▶ Exercise objective
Look through the data below and work out how many lines contain the string "производства". Give the number alone.

Stored items:

--------------------------------------------------

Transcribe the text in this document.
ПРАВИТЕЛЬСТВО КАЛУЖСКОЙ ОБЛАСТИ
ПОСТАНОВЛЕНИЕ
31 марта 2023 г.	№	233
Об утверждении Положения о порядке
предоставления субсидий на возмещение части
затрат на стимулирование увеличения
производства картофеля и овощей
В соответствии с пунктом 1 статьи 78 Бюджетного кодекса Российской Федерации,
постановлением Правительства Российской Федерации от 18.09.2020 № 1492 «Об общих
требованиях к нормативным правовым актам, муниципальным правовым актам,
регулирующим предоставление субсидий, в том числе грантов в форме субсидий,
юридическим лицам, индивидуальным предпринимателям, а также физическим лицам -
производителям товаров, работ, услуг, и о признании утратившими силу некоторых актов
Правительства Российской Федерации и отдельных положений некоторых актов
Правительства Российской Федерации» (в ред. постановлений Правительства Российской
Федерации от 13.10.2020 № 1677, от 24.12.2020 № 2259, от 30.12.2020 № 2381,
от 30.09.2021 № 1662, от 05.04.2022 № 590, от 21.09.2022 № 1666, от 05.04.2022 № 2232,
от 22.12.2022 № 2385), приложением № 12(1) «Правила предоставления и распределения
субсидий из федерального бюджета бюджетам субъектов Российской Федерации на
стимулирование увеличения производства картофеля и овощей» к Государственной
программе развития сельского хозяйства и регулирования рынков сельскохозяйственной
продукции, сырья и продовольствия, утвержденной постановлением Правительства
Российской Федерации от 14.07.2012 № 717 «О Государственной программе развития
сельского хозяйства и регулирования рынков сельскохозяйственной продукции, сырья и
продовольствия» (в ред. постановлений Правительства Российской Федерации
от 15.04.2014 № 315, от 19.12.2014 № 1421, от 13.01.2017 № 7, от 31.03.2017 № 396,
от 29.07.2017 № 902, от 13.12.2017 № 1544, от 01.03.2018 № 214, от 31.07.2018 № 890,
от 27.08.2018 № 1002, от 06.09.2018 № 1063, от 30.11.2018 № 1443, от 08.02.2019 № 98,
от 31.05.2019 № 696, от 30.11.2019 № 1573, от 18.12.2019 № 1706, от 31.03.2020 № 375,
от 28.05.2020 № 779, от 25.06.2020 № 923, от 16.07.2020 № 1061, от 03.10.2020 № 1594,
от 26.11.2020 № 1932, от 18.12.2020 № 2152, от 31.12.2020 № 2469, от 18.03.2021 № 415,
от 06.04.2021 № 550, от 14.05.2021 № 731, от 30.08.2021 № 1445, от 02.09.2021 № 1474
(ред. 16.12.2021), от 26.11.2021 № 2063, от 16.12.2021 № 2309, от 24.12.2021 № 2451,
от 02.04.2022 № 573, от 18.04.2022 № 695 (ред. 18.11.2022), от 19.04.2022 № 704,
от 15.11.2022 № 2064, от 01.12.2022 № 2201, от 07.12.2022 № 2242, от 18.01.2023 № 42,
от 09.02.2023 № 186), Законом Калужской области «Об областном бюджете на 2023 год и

--------------------------------------------------

▶ Exercise response
2